• _Your task_: Copy every line with the string "chăn" in it.

Extracted data entries
◆ ◆ ◆ ◆ ◆ ◆ ◆
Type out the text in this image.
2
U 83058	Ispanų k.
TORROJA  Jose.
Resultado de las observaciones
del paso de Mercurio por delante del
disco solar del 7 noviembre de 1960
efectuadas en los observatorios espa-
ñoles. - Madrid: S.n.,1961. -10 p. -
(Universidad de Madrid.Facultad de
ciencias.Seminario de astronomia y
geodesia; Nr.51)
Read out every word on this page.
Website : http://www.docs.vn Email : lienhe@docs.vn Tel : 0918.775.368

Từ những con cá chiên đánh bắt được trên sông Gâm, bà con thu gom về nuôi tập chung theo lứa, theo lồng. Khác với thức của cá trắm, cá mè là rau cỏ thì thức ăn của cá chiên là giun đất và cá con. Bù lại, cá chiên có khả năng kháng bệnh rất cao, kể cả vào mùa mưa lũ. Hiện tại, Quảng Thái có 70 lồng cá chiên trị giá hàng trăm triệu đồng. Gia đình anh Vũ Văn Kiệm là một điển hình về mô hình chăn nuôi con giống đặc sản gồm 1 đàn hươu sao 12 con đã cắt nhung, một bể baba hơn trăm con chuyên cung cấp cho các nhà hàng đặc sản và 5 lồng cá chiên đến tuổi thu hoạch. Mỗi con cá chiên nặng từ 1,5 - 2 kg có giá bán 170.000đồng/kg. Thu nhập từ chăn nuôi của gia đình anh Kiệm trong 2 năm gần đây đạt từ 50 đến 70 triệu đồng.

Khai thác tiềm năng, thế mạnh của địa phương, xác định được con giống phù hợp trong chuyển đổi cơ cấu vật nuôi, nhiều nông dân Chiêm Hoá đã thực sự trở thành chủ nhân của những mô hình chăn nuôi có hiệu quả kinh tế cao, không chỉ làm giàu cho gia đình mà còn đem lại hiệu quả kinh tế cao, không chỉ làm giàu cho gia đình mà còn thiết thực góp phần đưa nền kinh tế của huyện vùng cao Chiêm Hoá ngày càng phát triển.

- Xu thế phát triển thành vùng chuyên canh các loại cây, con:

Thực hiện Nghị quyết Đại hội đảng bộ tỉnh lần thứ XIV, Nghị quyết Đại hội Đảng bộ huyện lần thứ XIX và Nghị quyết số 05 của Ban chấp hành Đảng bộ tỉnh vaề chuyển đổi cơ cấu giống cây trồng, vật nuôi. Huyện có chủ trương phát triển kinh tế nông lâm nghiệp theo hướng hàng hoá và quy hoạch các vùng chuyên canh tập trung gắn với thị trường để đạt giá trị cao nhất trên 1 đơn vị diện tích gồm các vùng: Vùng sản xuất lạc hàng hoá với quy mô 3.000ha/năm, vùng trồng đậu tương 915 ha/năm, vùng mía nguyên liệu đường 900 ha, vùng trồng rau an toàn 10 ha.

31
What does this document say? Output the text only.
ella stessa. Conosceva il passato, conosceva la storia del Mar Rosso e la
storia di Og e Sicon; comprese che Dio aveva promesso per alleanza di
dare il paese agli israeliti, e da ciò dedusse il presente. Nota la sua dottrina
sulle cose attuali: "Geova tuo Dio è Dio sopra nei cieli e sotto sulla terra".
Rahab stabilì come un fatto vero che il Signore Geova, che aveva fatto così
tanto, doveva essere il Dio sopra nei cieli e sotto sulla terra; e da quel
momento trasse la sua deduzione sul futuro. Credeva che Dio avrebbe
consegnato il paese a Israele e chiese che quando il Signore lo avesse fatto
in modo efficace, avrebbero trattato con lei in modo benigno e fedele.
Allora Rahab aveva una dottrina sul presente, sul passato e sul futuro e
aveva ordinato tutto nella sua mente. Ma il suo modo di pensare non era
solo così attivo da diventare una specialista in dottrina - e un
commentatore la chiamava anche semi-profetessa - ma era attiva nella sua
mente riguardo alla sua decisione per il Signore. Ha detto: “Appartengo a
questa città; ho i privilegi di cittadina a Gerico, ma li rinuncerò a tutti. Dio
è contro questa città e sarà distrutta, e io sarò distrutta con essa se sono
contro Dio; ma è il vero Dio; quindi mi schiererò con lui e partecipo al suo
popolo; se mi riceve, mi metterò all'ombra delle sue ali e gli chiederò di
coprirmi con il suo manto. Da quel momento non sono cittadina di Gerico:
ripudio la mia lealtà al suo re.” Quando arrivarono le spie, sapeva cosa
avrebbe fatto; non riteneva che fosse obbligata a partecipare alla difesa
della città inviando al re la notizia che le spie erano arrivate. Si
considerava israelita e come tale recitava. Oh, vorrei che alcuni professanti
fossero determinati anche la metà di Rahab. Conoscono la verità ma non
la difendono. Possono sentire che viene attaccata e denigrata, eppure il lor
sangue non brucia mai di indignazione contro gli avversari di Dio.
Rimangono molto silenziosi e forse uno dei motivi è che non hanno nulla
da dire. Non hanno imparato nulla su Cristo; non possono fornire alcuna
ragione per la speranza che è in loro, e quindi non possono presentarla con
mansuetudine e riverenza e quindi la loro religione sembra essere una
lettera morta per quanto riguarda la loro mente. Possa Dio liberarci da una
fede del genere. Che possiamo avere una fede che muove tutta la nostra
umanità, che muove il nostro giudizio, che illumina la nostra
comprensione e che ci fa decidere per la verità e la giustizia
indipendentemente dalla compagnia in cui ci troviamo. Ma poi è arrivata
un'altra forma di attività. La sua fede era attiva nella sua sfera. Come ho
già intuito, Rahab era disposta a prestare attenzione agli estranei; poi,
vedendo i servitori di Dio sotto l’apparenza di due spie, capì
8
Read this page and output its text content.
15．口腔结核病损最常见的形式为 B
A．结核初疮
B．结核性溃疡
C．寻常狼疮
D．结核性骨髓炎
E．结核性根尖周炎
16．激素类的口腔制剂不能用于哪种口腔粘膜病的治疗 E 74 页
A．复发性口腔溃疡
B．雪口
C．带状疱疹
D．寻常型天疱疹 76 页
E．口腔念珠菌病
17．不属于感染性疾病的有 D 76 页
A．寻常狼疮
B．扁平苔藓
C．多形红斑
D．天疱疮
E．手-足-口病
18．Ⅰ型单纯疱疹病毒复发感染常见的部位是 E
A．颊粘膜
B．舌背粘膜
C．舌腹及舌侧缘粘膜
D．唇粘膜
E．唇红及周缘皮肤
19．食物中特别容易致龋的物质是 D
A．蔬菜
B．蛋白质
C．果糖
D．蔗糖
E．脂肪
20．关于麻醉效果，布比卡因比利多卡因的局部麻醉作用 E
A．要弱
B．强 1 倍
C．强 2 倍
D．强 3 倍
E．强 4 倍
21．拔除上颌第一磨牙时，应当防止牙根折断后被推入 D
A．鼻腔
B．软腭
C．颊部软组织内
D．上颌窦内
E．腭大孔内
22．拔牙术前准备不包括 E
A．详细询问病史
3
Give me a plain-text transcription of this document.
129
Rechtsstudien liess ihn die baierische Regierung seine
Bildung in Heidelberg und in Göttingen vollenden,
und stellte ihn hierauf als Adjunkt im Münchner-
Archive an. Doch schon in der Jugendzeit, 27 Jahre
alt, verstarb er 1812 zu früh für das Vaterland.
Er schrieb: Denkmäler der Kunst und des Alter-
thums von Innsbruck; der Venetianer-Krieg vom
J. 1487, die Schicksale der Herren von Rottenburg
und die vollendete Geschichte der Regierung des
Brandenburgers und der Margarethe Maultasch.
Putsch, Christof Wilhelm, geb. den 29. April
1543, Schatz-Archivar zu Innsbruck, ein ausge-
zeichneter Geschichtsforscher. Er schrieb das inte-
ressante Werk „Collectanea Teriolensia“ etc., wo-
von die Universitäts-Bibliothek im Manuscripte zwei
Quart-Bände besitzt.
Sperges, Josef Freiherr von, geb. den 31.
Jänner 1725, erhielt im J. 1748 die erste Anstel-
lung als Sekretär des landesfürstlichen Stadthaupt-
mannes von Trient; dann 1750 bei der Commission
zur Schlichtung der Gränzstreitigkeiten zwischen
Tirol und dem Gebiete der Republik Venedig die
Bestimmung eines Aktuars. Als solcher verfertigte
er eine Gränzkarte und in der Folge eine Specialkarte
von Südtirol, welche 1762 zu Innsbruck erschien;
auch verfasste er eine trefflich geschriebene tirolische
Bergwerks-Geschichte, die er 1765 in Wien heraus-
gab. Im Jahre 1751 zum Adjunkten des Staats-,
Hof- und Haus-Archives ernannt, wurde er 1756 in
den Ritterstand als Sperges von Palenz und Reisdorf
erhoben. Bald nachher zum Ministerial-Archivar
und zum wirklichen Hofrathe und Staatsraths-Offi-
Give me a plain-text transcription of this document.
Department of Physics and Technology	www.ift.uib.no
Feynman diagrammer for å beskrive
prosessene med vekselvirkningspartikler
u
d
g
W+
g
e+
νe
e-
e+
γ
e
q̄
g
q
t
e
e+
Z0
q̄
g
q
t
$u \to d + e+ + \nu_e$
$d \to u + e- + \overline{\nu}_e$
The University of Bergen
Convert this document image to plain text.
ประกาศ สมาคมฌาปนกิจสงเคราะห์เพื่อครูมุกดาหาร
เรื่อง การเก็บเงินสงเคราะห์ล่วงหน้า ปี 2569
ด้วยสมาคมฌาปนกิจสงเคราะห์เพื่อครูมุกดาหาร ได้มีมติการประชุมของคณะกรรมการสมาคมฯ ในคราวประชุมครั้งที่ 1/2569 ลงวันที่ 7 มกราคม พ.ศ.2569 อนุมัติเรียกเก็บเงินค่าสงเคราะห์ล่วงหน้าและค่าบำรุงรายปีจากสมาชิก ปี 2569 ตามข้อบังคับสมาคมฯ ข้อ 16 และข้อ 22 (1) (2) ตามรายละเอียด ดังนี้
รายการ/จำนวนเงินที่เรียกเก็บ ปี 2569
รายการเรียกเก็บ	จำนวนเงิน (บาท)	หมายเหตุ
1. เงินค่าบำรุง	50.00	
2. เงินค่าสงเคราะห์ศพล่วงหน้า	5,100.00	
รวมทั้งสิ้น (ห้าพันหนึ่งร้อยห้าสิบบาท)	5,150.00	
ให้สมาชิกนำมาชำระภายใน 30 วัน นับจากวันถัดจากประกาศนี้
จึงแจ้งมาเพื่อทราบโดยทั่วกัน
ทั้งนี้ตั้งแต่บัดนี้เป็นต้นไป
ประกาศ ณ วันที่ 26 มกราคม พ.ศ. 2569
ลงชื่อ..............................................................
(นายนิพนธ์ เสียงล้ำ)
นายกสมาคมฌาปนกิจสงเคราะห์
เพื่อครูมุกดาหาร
◆ ◆ ◆ ◆ ◆ ◆ ◆
• _Reply to the task_:
Từ những con cá chiên đánh bắt được trên sông Gâm, bà con thu gom về nuôi tập chung theo lứa, theo lồng. Khác với thức của cá trắm, cá mè là rau cỏ thì thức ăn của cá chiên là giun đất và cá con. Bù lại, cá chiên có khả năng kháng bệnh rất cao, kể cả vào mùa mưa lũ. Hiện tại, Quảng Thái có 70 lồng cá chiên trị giá hàng trăm triệu đồng. Gia đình anh Vũ Văn Kiệm là một điển hình về mô hình chăn nuôi con giống đặc sản gồm 1 đàn hươu sao 12 con đã cắt nhung, một bể baba hơn trăm con chuyên cung cấp cho các nhà hàng đặc sản và 5 lồng cá chiên đến tuổi thu hoạch. Mỗi con cá chiên nặng từ 1,5 - 2 kg có giá bán 170.000đồng/kg. Thu nhập từ chăn nuôi của gia đình anh Kiệm trong 2 năm gần đây đạt từ 50 đến 70 triệu đồng.
Khai thác tiềm năng, thế mạnh của địa phương, xác định được con giống phù hợp trong chuyển đổi cơ cấu vật nuôi, nhiều nông dân Chiêm Hoá đã thực sự trở thành chủ nhân của những mô hình chăn nuôi có hiệu quả kinh tế cao, không chỉ làm giàu cho gia đình mà còn đem lại hiệu quả kinh tế cao, không chỉ làm giàu cho gia đình mà còn thiết thực góp phần đưa nền kinh tế của huyện vùng cao Chiêm Hoá ngày càng phát triển.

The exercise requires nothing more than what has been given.